→ SET PROBLEM:
Reproduce each of the lines word for word.

Dataset items
—————

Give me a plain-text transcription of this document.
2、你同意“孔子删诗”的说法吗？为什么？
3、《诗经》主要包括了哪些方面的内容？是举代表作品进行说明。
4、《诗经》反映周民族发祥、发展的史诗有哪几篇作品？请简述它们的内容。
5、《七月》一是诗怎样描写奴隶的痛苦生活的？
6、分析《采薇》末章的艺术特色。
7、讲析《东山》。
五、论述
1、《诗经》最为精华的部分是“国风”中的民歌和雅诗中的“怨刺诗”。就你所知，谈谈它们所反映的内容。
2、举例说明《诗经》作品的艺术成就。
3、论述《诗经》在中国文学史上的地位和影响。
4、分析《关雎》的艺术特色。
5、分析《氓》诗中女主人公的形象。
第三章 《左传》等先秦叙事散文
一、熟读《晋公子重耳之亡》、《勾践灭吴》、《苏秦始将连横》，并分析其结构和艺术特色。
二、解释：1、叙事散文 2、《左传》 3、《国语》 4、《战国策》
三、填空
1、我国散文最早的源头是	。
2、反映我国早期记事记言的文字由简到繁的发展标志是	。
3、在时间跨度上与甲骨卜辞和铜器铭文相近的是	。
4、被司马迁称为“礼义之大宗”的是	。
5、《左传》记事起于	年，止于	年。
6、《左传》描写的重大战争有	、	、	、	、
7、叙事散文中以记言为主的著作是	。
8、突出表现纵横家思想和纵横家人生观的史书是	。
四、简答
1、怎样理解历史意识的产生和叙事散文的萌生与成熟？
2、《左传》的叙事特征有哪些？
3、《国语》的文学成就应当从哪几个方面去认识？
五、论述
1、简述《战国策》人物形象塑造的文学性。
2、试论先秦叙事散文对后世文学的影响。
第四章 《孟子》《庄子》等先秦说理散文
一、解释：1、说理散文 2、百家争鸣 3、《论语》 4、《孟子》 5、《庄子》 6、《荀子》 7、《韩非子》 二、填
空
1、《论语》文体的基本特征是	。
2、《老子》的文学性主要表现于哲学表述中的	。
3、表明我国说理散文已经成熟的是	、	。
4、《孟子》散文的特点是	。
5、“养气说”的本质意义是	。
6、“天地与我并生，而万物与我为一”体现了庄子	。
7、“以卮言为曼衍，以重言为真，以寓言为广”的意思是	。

—————

→ ANSWER TO THIS EXERCISE:
Give me a plain-text transcription of this document.
2、你同意“孔子删诗”的说法吗？为什么？
3、《诗经》主要包括了哪些方面的内容？是举代表作品进行说明。
4、《诗经》反映周民族发祥、发展的史诗有哪几篇作品？请简述它们的内容。
5、《七月》一是诗怎样描写奴隶的痛苦生活的？
6、分析《采薇》末章的艺术特色。
7、讲析《东山》。
五、论述
1、《诗经》最为精华的部分是“国风”中的民歌和雅诗中的“怨刺诗”。就你所知，谈谈它们所反映的内容。
2、举例说明《诗经》作品的艺术成就。
3、论述《诗经》在中国文学史上的地位和影响。
4、分析《关雎》的艺术特色。
5、分析《氓》诗中女主人公的形象。
第三章 《左传》等先秦叙事散文
一、熟读《晋公子重耳之亡》、《勾践灭吴》、《苏秦始将连横》，并分析其结构和艺术特色。
二、解释：1、叙事散文 2、《左传》 3、《国语》 4、《战国策》
三、填空
1、我国散文最早的源头是	。
2、反映我国早期记事记言的文字由简到繁的发展标志是	。
3、在时间跨度上与甲骨卜辞和铜器铭文相近的是	。
4、被司马迁称为“礼义之大宗”的是	。
5、《左传》记事起于	年，止于	年。
6、《左传》描写的重大战争有	、	、	、	、
7、叙事散文中以记言为主的著作是	。
8、突出表现纵横家思想和纵横家人生观的史书是	。
四、简答
1、怎样理解历史意识的产生和叙事散文的萌生与成熟？
2、《左传》的叙事特征有哪些？
3、《国语》的文学成就应当从哪几个方面去认识？
五、论述
1、简述《战国策》人物形象塑造的文学性。
2、试论先秦叙事散文对后世文学的影响。
第四章 《孟子》《庄子》等先秦说理散文
一、解释：1、说理散文 2、百家争鸣 3、《论语》 4、《孟子》 5、《庄子》 6、《荀子》 7、《韩非子》 二、填
空
1、《论语》文体的基本特征是	。
2、《老子》的文学性主要表现于哲学表述中的	。
3、表明我国说理散文已经成熟的是	、	。
4、《孟子》散文的特点是	。
5、“养气说”的本质意义是	。
6、“天地与我并生，而万物与我为一”体现了庄子	。
7、“以卮言为曼衍，以重言为真，以寓言为广”的意思是	。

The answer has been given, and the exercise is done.